[Given task]:
Using the listing below, report all lines holding the word "Adenoids".

[Supplied material]:

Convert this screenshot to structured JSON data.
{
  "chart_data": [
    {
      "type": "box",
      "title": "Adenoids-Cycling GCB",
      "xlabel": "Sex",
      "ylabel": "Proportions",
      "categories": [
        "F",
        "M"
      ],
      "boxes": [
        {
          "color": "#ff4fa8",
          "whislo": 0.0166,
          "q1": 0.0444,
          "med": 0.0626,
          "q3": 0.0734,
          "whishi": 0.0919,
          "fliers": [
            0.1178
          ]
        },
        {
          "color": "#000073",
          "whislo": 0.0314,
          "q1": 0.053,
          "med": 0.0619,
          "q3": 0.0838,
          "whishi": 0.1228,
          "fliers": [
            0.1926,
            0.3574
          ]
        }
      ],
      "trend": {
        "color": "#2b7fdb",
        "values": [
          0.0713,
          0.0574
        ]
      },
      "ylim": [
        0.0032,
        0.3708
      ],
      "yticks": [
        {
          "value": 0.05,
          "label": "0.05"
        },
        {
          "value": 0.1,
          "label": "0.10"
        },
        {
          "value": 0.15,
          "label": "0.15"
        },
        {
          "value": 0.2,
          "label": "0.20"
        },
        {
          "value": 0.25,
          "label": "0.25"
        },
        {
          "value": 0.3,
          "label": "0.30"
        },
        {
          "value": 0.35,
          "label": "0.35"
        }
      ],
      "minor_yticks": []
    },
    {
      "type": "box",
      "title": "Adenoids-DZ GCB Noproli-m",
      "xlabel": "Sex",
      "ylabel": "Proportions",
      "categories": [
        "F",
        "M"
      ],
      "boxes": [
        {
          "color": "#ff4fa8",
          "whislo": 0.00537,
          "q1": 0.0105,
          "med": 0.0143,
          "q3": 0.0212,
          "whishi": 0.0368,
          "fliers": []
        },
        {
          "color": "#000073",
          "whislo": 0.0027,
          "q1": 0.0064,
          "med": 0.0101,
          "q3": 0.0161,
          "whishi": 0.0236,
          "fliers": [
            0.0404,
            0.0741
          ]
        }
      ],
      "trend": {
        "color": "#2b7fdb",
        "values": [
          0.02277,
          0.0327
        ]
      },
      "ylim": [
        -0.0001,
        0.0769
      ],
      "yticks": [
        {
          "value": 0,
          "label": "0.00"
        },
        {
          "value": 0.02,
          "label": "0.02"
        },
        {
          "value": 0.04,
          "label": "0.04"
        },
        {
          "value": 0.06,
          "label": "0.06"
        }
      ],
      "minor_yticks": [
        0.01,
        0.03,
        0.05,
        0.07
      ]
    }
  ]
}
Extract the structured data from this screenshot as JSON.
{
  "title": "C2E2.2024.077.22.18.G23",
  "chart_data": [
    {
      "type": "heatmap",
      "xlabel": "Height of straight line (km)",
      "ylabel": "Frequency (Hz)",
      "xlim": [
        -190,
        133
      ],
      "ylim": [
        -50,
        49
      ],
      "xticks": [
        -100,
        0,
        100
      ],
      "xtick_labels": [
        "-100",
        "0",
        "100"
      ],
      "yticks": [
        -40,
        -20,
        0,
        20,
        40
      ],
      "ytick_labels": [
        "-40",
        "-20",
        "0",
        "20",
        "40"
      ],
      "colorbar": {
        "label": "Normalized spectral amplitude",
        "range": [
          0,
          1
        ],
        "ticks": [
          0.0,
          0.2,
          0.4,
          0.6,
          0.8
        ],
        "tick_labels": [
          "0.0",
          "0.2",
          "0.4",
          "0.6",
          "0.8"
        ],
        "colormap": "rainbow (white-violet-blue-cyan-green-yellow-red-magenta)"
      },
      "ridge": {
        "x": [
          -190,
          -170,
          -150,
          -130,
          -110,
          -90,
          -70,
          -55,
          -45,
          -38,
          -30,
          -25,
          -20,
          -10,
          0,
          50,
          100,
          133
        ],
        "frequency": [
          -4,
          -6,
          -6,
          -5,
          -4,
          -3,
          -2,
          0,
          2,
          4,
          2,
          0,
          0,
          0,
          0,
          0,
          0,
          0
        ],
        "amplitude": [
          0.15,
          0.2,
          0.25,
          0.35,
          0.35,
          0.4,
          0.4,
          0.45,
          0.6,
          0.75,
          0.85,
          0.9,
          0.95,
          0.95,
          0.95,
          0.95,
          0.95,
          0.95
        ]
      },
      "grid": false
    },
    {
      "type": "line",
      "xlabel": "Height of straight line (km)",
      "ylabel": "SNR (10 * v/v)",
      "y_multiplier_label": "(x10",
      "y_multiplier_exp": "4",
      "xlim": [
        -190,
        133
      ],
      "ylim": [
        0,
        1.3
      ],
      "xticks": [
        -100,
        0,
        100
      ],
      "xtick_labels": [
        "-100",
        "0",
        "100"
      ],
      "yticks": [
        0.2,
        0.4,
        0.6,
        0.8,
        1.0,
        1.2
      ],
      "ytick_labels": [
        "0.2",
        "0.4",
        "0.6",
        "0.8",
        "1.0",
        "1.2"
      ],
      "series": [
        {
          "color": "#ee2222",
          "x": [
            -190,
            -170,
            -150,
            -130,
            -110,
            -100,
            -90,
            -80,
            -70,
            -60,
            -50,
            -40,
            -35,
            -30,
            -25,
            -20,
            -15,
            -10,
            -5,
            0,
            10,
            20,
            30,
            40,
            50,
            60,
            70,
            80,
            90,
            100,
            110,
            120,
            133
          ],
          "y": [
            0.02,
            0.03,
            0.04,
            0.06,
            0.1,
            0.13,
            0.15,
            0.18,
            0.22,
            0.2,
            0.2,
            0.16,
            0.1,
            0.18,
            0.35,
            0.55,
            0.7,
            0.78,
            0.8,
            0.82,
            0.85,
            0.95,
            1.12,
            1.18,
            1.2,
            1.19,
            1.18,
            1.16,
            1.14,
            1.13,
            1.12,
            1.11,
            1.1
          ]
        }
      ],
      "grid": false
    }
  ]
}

[Task solution]:
      "title": "Adenoids-Cycling GCB",
      "title": "Adenoids-DZ GCB Noproli-m",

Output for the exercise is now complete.